* **Supplied material**
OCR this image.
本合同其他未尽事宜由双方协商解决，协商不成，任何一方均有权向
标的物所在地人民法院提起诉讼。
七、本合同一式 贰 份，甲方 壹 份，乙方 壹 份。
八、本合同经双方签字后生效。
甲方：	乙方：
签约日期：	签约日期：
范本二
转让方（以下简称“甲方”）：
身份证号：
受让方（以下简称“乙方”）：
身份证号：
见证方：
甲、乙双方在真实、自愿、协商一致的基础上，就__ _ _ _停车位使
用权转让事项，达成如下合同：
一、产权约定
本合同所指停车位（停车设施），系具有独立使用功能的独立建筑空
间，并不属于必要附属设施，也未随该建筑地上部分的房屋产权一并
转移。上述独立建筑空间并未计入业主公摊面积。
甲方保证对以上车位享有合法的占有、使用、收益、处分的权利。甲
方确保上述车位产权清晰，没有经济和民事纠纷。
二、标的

* **Stated task**
Copy all of the data exactly.

* **Response**
OCR this image.
本合同其他未尽事宜由双方协商解决，协商不成，任何一方均有权向
标的物所在地人民法院提起诉讼。
七、本合同一式 贰 份，甲方 壹 份，乙方 壹 份。
八、本合同经双方签字后生效。
甲方：	乙方：
签约日期：	签约日期：
范本二
转让方（以下简称“甲方”）：
身份证号：
受让方（以下简称“乙方”）：
身份证号：
见证方：
甲、乙双方在真实、自愿、协商一致的基础上，就__ _ _ _停车位使
用权转让事项，达成如下合同：
一、产权约定
本合同所指停车位（停车设施），系具有独立使用功能的独立建筑空
间，并不属于必要附属设施，也未随该建筑地上部分的房屋产权一并
转移。上述独立建筑空间并未计入业主公摊面积。
甲方保证对以上车位享有合法的占有、使用、收益、处分的权利。甲
方确保上述车位产权清晰，没有经济和民事纠纷。
二、标的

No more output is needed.